→ Dataset extract:
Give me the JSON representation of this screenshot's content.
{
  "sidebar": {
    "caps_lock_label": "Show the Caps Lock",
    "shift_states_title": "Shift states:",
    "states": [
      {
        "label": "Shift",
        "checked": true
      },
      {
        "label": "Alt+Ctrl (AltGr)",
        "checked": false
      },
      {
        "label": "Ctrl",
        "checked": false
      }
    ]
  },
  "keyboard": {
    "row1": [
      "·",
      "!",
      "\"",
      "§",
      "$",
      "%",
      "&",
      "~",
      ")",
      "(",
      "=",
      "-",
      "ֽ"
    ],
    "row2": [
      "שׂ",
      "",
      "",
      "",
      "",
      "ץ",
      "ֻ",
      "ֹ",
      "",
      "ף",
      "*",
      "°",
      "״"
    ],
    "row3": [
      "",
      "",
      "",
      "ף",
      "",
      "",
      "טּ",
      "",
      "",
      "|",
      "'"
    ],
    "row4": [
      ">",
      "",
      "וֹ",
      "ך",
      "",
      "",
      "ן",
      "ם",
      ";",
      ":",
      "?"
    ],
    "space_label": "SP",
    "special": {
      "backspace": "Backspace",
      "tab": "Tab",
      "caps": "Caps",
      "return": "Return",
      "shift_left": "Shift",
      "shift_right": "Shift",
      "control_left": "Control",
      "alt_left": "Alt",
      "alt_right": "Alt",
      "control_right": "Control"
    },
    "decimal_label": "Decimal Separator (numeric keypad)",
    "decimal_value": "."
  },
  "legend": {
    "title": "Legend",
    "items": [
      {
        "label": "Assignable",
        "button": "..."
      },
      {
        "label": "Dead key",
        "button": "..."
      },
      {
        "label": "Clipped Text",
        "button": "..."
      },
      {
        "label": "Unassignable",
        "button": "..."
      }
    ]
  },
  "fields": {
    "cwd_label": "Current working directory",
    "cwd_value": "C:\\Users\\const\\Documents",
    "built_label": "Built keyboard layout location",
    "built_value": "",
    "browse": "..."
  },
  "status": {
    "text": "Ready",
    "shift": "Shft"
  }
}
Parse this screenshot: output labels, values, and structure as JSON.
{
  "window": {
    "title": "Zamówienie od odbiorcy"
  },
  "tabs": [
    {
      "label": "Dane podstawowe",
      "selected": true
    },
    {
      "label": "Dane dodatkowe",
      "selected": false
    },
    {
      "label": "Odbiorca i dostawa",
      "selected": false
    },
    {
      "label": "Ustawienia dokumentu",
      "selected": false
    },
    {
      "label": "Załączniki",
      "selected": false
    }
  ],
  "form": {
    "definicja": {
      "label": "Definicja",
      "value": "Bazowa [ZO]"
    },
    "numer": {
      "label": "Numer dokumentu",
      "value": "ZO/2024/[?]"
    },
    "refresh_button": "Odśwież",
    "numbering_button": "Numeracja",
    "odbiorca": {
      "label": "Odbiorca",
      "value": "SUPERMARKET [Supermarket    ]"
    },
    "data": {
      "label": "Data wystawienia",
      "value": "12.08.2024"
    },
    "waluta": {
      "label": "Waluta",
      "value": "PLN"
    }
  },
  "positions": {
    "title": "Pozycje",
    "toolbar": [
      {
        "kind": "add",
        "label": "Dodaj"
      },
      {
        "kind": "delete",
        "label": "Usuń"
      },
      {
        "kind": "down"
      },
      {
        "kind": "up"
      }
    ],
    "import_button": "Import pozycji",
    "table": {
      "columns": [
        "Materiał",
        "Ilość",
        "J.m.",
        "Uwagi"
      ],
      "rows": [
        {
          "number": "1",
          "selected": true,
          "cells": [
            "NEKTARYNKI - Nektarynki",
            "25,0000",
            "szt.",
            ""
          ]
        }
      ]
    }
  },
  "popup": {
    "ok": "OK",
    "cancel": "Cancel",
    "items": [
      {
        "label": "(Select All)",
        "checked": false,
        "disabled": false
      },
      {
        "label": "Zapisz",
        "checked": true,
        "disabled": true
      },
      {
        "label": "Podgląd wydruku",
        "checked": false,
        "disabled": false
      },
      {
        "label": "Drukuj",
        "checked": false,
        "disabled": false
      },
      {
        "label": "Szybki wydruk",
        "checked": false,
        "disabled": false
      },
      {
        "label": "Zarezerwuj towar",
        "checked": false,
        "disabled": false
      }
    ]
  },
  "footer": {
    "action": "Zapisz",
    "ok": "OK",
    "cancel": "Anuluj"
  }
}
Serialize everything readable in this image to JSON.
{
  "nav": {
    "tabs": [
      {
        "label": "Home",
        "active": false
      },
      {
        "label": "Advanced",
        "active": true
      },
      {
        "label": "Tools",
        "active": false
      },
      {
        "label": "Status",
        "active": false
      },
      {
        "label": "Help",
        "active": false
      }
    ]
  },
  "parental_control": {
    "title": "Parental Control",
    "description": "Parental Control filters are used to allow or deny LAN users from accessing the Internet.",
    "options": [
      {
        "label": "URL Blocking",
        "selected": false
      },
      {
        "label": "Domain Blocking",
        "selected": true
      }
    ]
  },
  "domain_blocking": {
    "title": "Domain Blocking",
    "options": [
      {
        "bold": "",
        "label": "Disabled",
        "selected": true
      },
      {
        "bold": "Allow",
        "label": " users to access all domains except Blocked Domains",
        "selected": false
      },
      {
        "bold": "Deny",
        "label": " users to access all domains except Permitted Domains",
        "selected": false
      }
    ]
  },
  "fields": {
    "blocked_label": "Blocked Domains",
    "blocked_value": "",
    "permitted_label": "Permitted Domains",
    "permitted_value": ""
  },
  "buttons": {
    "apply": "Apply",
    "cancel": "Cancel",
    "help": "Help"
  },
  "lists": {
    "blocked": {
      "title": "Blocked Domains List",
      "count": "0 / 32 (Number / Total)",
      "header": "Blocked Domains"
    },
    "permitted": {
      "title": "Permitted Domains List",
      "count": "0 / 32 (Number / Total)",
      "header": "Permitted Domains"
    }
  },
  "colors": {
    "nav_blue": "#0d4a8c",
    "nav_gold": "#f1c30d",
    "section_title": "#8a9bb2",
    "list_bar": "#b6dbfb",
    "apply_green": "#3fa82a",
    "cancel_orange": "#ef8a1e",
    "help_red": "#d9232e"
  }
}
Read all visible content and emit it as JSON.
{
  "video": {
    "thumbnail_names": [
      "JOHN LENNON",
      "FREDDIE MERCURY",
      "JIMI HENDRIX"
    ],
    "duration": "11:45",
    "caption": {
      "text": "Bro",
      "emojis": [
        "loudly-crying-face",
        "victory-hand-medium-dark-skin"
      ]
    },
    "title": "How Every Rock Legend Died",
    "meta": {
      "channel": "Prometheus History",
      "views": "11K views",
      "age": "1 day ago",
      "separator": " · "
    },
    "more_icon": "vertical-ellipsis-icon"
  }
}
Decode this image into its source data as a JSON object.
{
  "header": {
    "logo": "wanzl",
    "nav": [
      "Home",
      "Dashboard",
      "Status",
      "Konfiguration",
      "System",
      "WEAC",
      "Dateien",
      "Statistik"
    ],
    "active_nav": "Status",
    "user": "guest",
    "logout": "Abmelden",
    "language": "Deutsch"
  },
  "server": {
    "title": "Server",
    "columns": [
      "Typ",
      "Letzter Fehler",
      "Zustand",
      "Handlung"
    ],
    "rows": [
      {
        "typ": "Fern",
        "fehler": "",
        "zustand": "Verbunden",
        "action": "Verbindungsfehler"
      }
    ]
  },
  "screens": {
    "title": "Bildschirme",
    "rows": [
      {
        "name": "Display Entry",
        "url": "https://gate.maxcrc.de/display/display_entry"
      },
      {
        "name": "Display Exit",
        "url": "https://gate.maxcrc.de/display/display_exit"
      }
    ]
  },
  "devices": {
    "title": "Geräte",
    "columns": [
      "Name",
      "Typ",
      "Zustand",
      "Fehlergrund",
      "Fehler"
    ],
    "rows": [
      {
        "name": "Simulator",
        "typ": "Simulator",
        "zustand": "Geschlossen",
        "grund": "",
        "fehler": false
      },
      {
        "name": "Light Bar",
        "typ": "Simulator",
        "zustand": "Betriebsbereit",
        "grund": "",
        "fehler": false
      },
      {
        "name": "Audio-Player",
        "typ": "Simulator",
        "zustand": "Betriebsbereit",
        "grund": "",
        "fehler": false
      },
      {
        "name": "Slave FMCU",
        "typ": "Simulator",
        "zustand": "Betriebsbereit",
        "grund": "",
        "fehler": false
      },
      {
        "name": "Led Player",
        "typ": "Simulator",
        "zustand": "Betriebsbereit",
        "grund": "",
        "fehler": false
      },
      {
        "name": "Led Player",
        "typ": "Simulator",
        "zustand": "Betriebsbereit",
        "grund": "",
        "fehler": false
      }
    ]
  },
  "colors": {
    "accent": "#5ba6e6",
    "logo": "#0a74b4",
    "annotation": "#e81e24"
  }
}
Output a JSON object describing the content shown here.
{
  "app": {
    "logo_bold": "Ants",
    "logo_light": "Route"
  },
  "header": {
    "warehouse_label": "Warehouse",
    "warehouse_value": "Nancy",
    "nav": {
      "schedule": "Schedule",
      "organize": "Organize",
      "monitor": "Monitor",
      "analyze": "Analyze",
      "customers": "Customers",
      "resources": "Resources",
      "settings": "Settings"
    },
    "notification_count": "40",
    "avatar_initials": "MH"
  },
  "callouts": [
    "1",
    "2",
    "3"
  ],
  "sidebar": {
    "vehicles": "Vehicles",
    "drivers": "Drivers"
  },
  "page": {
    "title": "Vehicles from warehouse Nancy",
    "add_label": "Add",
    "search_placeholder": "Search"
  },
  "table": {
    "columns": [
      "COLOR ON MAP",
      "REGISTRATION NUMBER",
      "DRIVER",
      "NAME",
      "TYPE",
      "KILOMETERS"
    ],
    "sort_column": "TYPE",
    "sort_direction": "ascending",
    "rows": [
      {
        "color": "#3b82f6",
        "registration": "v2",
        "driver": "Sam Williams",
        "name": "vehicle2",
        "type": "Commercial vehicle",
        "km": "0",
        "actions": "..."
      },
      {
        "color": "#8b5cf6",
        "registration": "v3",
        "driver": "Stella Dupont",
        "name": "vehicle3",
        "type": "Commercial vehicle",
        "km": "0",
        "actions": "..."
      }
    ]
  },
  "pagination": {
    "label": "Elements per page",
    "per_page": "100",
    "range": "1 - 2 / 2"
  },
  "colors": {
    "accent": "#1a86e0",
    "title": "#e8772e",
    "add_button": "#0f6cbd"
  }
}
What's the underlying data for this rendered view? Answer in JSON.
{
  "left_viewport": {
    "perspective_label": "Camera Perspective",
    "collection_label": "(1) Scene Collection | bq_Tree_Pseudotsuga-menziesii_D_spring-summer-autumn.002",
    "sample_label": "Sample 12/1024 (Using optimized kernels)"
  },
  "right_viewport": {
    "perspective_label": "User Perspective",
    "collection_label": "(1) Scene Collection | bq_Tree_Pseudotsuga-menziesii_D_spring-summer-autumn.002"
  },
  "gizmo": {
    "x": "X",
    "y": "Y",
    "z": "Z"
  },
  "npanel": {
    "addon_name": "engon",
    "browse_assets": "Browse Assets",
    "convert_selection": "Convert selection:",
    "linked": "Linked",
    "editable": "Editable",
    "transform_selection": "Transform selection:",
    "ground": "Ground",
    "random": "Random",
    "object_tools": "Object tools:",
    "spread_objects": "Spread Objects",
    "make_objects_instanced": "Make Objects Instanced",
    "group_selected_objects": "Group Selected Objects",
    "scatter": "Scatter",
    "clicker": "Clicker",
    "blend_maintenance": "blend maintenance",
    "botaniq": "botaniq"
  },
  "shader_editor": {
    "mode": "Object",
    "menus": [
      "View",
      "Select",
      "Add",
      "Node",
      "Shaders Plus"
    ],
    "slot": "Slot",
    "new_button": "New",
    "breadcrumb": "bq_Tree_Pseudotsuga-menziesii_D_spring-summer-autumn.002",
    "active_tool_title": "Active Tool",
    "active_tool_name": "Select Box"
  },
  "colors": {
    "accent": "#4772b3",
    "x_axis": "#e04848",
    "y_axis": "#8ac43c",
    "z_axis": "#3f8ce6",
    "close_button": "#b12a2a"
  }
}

→ Task brief:
Within the material above, find the lines that contain the word "Domains"; copy them.

→ The reply:
        "label": " users to access all domains except Blocked Domains",
        "label": " users to access all domains except Permitted Domains",
    "blocked_label": "Blocked Domains",
    "permitted_label": "Permitted Domains",
      "title": "Blocked Domains List",
      "header": "Blocked Domains"
      "title": "Permitted Domains List",
      "header": "Permitted Domains"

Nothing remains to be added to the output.